**Job:** Copy out the entries exactly, from the first line to the last.

**Source data:**
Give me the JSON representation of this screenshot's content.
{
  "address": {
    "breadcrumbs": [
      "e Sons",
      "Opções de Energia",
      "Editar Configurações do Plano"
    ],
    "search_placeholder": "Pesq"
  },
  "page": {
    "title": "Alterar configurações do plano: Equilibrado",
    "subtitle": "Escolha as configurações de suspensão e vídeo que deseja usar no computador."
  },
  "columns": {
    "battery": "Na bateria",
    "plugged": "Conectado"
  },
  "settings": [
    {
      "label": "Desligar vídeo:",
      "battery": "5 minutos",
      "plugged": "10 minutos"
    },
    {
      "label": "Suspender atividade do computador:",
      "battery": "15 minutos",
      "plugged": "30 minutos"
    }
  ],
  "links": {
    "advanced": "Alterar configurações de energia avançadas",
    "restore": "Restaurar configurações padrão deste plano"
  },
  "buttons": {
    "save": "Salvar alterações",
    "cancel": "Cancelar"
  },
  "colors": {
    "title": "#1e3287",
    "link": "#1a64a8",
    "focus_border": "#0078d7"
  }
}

**Answer to this problem:**
Give me the JSON representation of this screenshot's content.
{
  "address": {
    "breadcrumbs": [
      "e Sons",
      "Opções de Energia",
      "Editar Configurações do Plano"
    ],
    "search_placeholder": "Pesq"
  },
  "page": {
    "title": "Alterar configurações do plano: Equilibrado",
    "subtitle": "Escolha as configurações de suspensão e vídeo que deseja usar no computador."
  },
  "columns": {
    "battery": "Na bateria",
    "plugged": "Conectado"
  },
  "settings": [
    {
      "label": "Desligar vídeo:",
      "battery": "5 minutos",
      "plugged": "10 minutos"
    },
    {
      "label": "Suspender atividade do computador:",
      "battery": "15 minutos",
      "plugged": "30 minutos"
    }
  ],
  "links": {
    "advanced": "Alterar configurações de energia avançadas",
    "restore": "Restaurar configurações padrão deste plano"
  },
  "buttons": {
    "save": "Salvar alterações",
    "cancel": "Cancelar"
  },
  "colors": {
    "title": "#1e3287",
    "link": "#1a64a8",
    "focus_border": "#0078d7"
  }
}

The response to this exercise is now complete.